+++ MATERIAL TO PROCESS

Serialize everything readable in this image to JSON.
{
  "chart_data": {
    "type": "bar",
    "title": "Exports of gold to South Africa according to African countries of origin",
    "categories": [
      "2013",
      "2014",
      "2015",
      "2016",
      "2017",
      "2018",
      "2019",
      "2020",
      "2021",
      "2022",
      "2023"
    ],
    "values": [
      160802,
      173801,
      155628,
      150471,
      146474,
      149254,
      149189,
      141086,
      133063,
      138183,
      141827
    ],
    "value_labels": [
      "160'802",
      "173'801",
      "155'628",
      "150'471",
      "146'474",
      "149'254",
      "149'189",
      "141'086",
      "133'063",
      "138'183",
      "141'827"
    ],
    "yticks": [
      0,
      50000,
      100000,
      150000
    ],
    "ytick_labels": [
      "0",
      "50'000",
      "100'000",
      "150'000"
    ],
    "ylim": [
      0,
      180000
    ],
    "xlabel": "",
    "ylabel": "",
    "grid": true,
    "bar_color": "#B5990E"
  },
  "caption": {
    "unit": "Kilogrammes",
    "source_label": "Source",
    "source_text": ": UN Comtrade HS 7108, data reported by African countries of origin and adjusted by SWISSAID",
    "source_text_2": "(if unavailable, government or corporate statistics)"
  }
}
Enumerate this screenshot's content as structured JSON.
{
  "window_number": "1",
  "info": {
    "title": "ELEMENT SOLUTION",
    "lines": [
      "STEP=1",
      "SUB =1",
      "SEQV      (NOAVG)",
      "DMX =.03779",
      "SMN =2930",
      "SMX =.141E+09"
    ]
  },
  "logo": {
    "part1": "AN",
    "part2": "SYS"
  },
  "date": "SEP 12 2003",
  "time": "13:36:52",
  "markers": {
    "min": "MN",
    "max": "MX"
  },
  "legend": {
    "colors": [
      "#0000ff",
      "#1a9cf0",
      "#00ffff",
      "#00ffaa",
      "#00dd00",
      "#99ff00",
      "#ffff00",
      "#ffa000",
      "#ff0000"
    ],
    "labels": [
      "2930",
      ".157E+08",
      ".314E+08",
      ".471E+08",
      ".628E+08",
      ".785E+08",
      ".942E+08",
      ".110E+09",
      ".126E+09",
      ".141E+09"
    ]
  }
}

++++++

**PROBLEM DETAILS**
Every line of the data above should be reproduced word for word.

**OUTPUT OF THE EXERCISE**
Serialize everything readable in this image to JSON.
{
  "chart_data": {
    "type": "bar",
    "title": "Exports of gold to South Africa according to African countries of origin",
    "categories": [
      "2013",
      "2014",
      "2015",
      "2016",
      "2017",
      "2018",
      "2019",
      "2020",
      "2021",
      "2022",
      "2023"
    ],
    "values": [
      160802,
      173801,
      155628,
      150471,
      146474,
      149254,
      149189,
      141086,
      133063,
      138183,
      141827
    ],
    "value_labels": [
      "160'802",
      "173'801",
      "155'628",
      "150'471",
      "146'474",
      "149'254",
      "149'189",
      "141'086",
      "133'063",
      "138'183",
      "141'827"
    ],
    "yticks": [
      0,
      50000,
      100000,
      150000
    ],
    "ytick_labels": [
      "0",
      "50'000",
      "100'000",
      "150'000"
    ],
    "ylim": [
      0,
      180000
    ],
    "xlabel": "",
    "ylabel": "",
    "grid": true,
    "bar_color": "#B5990E"
  },
  "caption": {
    "unit": "Kilogrammes",
    "source_label": "Source",
    "source_text": ": UN Comtrade HS 7108, data reported by African countries of origin and adjusted by SWISSAID",
    "source_text_2": "(if unavailable, government or corporate statistics)"
  }
}
Enumerate this screenshot's content as structured JSON.
{
  "window_number": "1",
  "info": {
    "title": "ELEMENT SOLUTION",
    "lines": [
      "STEP=1",
      "SUB =1",
      "SEQV      (NOAVG)",
      "DMX =.03779",
      "SMN =2930",
      "SMX =.141E+09"
    ]
  },
  "logo": {
    "part1": "AN",
    "part2": "SYS"
  },
  "date": "SEP 12 2003",
  "time": "13:36:52",
  "markers": {
    "min": "MN",
    "max": "MX"
  },
  "legend": {
    "colors": [
      "#0000ff",
      "#1a9cf0",
      "#00ffff",
      "#00ffaa",
      "#00dd00",
      "#99ff00",
      "#ffff00",
      "#ffa000",
      "#ff0000"
    ],
    "labels": [
      "2930",
      ".157E+08",
      ".314E+08",
      ".471E+08",
      ".628E+08",
      ".785E+08",
      ".942E+08",
      ".110E+09",
      ".126E+09",
      ".141E+09"
    ]
  }
}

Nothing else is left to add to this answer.